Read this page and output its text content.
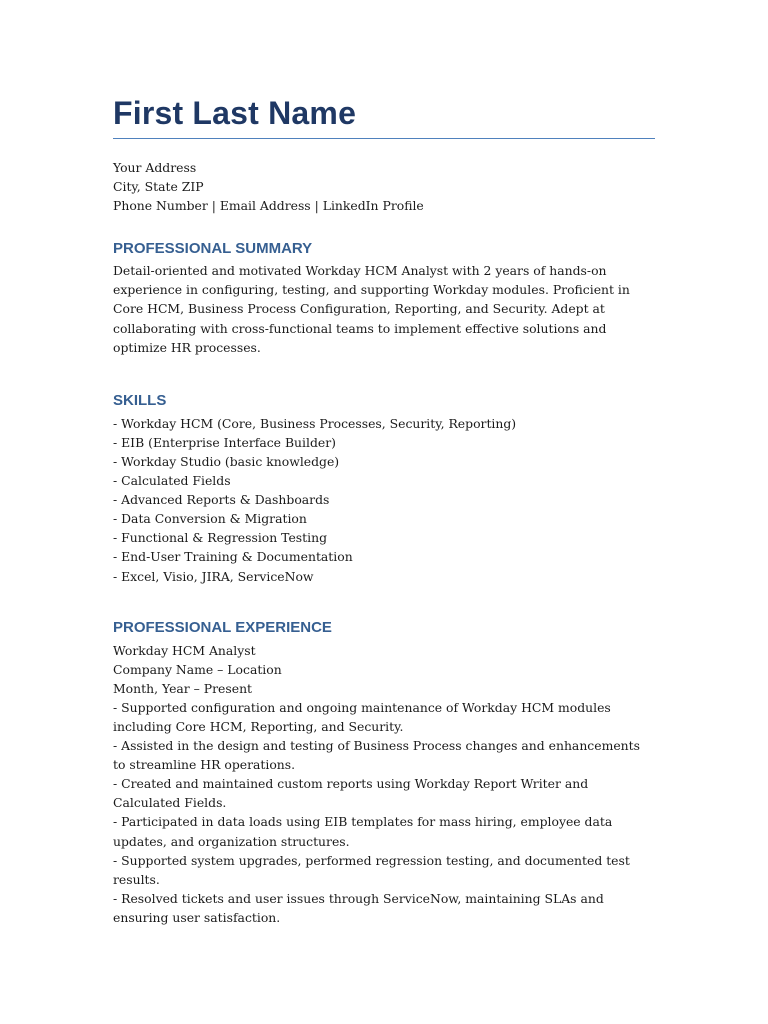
First Last Name
Your Address
City, State ZIP
Phone Number | Email Address | LinkedIn Profile
PROFESSIONAL SUMMARY

Detail-oriented and motivated Workday HCM Analyst with 2 years of hands-on experience in configuring, testing, and supporting Workday modules. Proficient in Core HCM, Business Process Configuration, Reporting, and Security. Adept at collaborating with cross-functional teams to implement effective solutions and optimize HR processes.

SKILLS
- Workday HCM (Core, Business Processes, Security, Reporting)
- EIB (Enterprise Interface Builder)
- Workday Studio (basic knowledge)
- Calculated Fields
- Advanced Reports & Dashboards
- Data Conversion & Migration
- Functional & Regression Testing
- End-User Training & Documentation
- Excel, Visio, JIRA, ServiceNow
PROFESSIONAL EXPERIENCE
Workday HCM Analyst
Company Name – Location
Month, Year – Present
- Supported configuration and ongoing maintenance of Workday HCM modules including Core HCM, Reporting, and Security.
- Assisted in the design and testing of Business Process changes and enhancements to streamline HR operations.
- Created and maintained custom reports using Workday Report Writer and Calculated Fields.
- Participated in data loads using EIB templates for mass hiring, employee data updates, and organization structures.
- Supported system upgrades, performed regression testing, and documented test results.
- Resolved tickets and user issues through ServiceNow, maintaining SLAs and ensuring user satisfaction.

● ● ● ●

Required work: Repeat the material exactly as it reads, without any of its pictures.

Solution:
Read this page and output its text content.
First Last Name
Your Address
City, State ZIP
Phone Number | Email Address | LinkedIn Profile
PROFESSIONAL SUMMARY

Detail-oriented and motivated Workday HCM Analyst with 2 years of hands-on experience in configuring, testing, and supporting Workday modules. Proficient in Core HCM, Business Process Configuration, Reporting, and Security. Adept at collaborating with cross-functional teams to implement effective solutions and optimize HR processes.

SKILLS
- Workday HCM (Core, Business Processes, Security, Reporting)
- EIB (Enterprise Interface Builder)
- Workday Studio (basic knowledge)
- Calculated Fields
- Advanced Reports & Dashboards
- Data Conversion & Migration
- Functional & Regression Testing
- End-User Training & Documentation
- Excel, Visio, JIRA, ServiceNow
PROFESSIONAL EXPERIENCE
Workday HCM Analyst
Company Name – Location
Month, Year – Present
- Supported configuration and ongoing maintenance of Workday HCM modules including Core HCM, Reporting, and Security.
- Assisted in the design and testing of Business Process changes and enhancements to streamline HR operations.
- Created and maintained custom reports using Workday Report Writer and Calculated Fields.
- Participated in data loads using EIB templates for mass hiring, employee data updates, and organization structures.
- Supported system upgrades, performed regression testing, and documented test results.
- Resolved tickets and user issues through ServiceNow, maintaining SLAs and ensuring user satisfaction.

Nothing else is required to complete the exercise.